═════ Tekst źródłowy
Co jakiś czas docierają do nas pomysły młodych na dość szokujące zabawy damsko-męskie, czy to z ust znajomych, czy z mediów – jak to miało miejsce ze sławną „grą w słoneczko”. Oczywiście nie mają one nic wspólnego z dobrym wychowaniem, czy w ogóle szacunkiem do siebie. Na szczęście są odpowiednie wzorce z przeszłości.

Dzisiaj przedstawiam Wam niepozorną, acz wieloznaczną gierkę:

Konkury

Polega ona na dobieraniu się w pary. Ale jak?

Do gry potrzebna jest równa liczba gentlemanów i dam. Panowie wychodzą z pokoju. Teraz każda z pozostających w pomieszczeniu pań wybiera sobie jednego z tych panów. Kiedy utworzą się w ten sposób pary (nikt nie może zostać sam), prowadzący grę zaczyna wpuszczać kolejno mężczyzn do pokoju.
══════════
→ **Lista zadań**:
• a. Jakie kolejne etapy przygotowania i przebiegu gry opisuje tekst o grze Konkury? Wymień je w kolejności.
• b. Wypisz dokładnie fragment tekstu o grze Konkury od „Polega ona na” do „mężczyzn do pokoju.”.
Pozycje nie mają żadnego związku z tekstem o grze Konkury.
═════ Sekcja danych
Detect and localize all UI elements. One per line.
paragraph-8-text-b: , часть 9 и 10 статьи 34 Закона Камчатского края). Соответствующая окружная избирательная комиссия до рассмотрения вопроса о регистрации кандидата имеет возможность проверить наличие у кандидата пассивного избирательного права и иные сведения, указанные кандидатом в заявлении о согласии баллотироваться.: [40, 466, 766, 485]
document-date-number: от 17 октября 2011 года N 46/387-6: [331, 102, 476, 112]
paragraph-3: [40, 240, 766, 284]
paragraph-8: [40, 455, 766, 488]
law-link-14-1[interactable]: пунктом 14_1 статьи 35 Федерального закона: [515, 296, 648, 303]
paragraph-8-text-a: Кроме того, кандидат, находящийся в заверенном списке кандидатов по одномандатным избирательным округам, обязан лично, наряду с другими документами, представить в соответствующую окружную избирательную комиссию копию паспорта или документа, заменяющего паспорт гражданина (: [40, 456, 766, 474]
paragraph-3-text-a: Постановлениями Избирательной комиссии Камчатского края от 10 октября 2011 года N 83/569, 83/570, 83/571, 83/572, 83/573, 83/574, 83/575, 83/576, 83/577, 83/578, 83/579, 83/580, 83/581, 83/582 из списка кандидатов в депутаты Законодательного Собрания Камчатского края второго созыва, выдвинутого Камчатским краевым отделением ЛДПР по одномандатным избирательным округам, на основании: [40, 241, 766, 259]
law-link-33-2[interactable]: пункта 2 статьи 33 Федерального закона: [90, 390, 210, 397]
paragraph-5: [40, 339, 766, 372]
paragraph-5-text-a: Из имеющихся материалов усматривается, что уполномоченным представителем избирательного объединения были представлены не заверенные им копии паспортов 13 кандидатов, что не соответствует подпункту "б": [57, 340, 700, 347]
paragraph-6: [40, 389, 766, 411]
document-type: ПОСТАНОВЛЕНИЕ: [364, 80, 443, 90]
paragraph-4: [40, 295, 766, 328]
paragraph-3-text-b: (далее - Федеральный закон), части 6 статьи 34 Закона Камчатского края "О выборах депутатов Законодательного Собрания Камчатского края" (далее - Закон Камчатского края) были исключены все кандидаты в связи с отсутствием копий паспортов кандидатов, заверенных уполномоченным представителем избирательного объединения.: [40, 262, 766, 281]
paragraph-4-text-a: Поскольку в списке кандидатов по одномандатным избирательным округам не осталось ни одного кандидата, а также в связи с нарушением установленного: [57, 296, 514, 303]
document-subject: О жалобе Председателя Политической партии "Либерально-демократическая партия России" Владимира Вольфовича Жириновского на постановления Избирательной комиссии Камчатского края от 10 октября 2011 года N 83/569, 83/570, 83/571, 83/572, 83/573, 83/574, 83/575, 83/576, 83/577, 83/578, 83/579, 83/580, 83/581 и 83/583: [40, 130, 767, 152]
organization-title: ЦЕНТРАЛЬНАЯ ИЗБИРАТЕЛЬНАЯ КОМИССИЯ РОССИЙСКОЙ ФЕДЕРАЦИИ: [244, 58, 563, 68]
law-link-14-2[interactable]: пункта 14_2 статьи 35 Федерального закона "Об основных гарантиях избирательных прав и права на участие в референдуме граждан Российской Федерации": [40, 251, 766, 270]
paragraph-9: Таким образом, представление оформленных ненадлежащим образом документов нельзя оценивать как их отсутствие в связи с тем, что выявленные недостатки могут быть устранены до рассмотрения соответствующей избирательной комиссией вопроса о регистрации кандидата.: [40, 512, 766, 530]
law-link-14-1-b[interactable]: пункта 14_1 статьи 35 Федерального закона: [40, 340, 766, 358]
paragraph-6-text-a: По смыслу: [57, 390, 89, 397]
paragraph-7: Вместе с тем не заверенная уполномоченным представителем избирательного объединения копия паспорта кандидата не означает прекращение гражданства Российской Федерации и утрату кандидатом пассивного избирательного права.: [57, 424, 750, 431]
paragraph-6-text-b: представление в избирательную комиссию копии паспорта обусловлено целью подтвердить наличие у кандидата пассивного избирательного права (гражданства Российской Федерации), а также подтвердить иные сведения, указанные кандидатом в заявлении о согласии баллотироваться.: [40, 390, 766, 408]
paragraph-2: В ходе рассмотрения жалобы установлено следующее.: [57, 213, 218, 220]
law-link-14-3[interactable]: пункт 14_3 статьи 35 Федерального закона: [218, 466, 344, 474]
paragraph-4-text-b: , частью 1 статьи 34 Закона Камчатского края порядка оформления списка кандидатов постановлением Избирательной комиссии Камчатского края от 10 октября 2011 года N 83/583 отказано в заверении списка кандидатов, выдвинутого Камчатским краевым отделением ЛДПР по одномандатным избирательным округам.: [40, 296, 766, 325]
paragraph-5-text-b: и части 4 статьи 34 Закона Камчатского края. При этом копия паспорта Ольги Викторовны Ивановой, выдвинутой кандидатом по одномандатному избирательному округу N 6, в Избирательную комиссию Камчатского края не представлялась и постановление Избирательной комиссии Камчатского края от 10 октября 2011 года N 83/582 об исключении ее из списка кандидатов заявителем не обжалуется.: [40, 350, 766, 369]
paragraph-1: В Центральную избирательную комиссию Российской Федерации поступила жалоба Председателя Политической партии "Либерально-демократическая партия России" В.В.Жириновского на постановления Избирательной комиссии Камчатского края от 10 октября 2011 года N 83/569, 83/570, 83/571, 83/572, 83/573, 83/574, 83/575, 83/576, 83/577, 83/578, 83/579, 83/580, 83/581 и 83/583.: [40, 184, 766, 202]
══════════
→ **Odpowiedzi pisemne**:
• a.
1. Zebranie równej liczby gentlemanów i dam.
2. Panowie wychodzą z pokoju.
3. Każda z pań pozostających w pomieszczeniu wybiera sobie jednego z panów.
4. Tworzą się pary, przy czym nikt nie może zostać sam.
5. Prowadzący grę zaczyna kolejno wpuszczać mężczyzn do pokoju.

• b.
Polega ona na dobieraniu się w pary. Ale jak?

Do gry potrzebna jest równa liczba gentlemanów i dam. Panowie wychodzą z pokoju. Teraz każda z pozostających w pomieszczeniu pań wybiera sobie jednego z tych panów. Kiedy utworzą się w ten sposób pary (nikt nie może zostać sam), prowadzący grę zaczyna wpuszczać kolejno mężczyzn do pokoju.